● **Records from a collection**
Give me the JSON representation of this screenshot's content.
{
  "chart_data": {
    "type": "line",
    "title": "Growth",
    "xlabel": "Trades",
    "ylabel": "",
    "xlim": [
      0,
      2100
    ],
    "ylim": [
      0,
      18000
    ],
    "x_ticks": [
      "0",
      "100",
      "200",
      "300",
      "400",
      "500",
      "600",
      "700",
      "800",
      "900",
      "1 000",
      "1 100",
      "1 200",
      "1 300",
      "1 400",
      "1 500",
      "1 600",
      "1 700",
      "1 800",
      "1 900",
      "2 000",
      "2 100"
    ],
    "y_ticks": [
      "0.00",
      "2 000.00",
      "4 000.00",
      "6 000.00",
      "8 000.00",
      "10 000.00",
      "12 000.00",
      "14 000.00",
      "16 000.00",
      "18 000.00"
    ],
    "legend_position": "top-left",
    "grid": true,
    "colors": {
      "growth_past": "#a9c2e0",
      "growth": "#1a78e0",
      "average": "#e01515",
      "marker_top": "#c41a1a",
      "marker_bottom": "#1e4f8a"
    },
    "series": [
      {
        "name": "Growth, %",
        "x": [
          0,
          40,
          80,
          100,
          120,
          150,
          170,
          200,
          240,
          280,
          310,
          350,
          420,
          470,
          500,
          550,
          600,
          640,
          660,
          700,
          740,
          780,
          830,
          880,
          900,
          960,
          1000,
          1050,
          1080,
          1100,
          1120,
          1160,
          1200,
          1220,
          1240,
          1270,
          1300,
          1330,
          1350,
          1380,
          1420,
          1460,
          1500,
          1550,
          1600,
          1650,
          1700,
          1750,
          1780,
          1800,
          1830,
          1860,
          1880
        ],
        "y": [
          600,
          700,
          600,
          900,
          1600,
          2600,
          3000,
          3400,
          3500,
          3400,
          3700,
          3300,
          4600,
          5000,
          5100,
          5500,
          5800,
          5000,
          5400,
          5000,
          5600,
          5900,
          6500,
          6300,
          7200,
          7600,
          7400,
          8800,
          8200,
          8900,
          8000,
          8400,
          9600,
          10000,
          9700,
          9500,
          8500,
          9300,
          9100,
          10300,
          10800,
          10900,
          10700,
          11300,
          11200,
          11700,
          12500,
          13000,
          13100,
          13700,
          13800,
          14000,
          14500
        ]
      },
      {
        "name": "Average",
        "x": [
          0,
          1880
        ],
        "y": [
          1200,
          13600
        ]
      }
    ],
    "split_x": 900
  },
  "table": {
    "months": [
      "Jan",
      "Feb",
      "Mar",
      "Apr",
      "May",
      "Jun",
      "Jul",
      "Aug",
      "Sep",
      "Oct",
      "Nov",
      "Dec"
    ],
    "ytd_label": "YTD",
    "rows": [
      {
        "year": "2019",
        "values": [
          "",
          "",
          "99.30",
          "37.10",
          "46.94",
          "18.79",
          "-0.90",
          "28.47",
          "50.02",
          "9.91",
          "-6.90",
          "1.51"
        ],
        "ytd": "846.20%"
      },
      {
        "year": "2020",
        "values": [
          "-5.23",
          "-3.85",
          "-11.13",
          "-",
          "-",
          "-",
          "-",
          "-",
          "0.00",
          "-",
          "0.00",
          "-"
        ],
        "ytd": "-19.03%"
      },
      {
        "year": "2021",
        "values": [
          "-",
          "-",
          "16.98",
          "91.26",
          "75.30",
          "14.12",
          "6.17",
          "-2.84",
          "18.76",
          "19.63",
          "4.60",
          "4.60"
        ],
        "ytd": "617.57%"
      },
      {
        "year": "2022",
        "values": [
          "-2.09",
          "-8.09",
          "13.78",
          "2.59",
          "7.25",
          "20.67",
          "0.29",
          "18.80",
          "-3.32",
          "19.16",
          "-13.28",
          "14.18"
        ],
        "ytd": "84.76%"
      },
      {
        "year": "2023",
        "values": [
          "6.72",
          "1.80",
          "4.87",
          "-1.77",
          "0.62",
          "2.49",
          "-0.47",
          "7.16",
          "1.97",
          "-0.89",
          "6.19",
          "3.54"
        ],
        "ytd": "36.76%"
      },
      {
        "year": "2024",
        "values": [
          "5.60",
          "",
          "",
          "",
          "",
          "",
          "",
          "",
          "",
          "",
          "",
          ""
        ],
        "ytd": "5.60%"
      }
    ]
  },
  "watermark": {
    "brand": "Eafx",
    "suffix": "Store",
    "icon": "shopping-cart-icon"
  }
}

● **TASK**
All of the data must be returned exactly.

● **EXERCISE RESPONSE**
Give me the JSON representation of this screenshot's content.
{
  "chart_data": {
    "type": "line",
    "title": "Growth",
    "xlabel": "Trades",
    "ylabel": "",
    "xlim": [
      0,
      2100
    ],
    "ylim": [
      0,
      18000
    ],
    "x_ticks": [
      "0",
      "100",
      "200",
      "300",
      "400",
      "500",
      "600",
      "700",
      "800",
      "900",
      "1 000",
      "1 100",
      "1 200",
      "1 300",
      "1 400",
      "1 500",
      "1 600",
      "1 700",
      "1 800",
      "1 900",
      "2 000",
      "2 100"
    ],
    "y_ticks": [
      "0.00",
      "2 000.00",
      "4 000.00",
      "6 000.00",
      "8 000.00",
      "10 000.00",
      "12 000.00",
      "14 000.00",
      "16 000.00",
      "18 000.00"
    ],
    "legend_position": "top-left",
    "grid": true,
    "colors": {
      "growth_past": "#a9c2e0",
      "growth": "#1a78e0",
      "average": "#e01515",
      "marker_top": "#c41a1a",
      "marker_bottom": "#1e4f8a"
    },
    "series": [
      {
        "name": "Growth, %",
        "x": [
          0,
          40,
          80,
          100,
          120,
          150,
          170,
          200,
          240,
          280,
          310,
          350,
          420,
          470,
          500,
          550,
          600,
          640,
          660,
          700,
          740,
          780,
          830,
          880,
          900,
          960,
          1000,
          1050,
          1080,
          1100,
          1120,
          1160,
          1200,
          1220,
          1240,
          1270,
          1300,
          1330,
          1350,
          1380,
          1420,
          1460,
          1500,
          1550,
          1600,
          1650,
          1700,
          1750,
          1780,
          1800,
          1830,
          1860,
          1880
        ],
        "y": [
          600,
          700,
          600,
          900,
          1600,
          2600,
          3000,
          3400,
          3500,
          3400,
          3700,
          3300,
          4600,
          5000,
          5100,
          5500,
          5800,
          5000,
          5400,
          5000,
          5600,
          5900,
          6500,
          6300,
          7200,
          7600,
          7400,
          8800,
          8200,
          8900,
          8000,
          8400,
          9600,
          10000,
          9700,
          9500,
          8500,
          9300,
          9100,
          10300,
          10800,
          10900,
          10700,
          11300,
          11200,
          11700,
          12500,
          13000,
          13100,
          13700,
          13800,
          14000,
          14500
        ]
      },
      {
        "name": "Average",
        "x": [
          0,
          1880
        ],
        "y": [
          1200,
          13600
        ]
      }
    ],
    "split_x": 900
  },
  "table": {
    "months": [
      "Jan",
      "Feb",
      "Mar",
      "Apr",
      "May",
      "Jun",
      "Jul",
      "Aug",
      "Sep",
      "Oct",
      "Nov",
      "Dec"
    ],
    "ytd_label": "YTD",
    "rows": [
      {
        "year": "2019",
        "values": [
          "",
          "",
          "99.30",
          "37.10",
          "46.94",
          "18.79",
          "-0.90",
          "28.47",
          "50.02",
          "9.91",
          "-6.90",
          "1.51"
        ],
        "ytd": "846.20%"
      },
      {
        "year": "2020",
        "values": [
          "-5.23",
          "-3.85",
          "-11.13",
          "-",
          "-",
          "-",
          "-",
          "-",
          "0.00",
          "-",
          "0.00",
          "-"
        ],
        "ytd": "-19.03%"
      },
      {
        "year": "2021",
        "values": [
          "-",
          "-",
          "16.98",
          "91.26",
          "75.30",
          "14.12",
          "6.17",
          "-2.84",
          "18.76",
          "19.63",
          "4.60",
          "4.60"
        ],
        "ytd": "617.57%"
      },
      {
        "year": "2022",
        "values": [
          "-2.09",
          "-8.09",
          "13.78",
          "2.59",
          "7.25",
          "20.67",
          "0.29",
          "18.80",
          "-3.32",
          "19.16",
          "-13.28",
          "14.18"
        ],
        "ytd": "84.76%"
      },
      {
        "year": "2023",
        "values": [
          "6.72",
          "1.80",
          "4.87",
          "-1.77",
          "0.62",
          "2.49",
          "-0.47",
          "7.16",
          "1.97",
          "-0.89",
          "6.19",
          "3.54"
        ],
        "ytd": "36.76%"
      },
      {
        "year": "2024",
        "values": [
          "5.60",
          "",
          "",
          "",
          "",
          "",
          "",
          "",
          "",
          "",
          "",
          ""
        ],
        "ytd": "5.60%"
      }
    ]
  },
  "watermark": {
    "brand": "Eafx",
    "suffix": "Store",
    "icon": "shopping-cart-icon"
  }
}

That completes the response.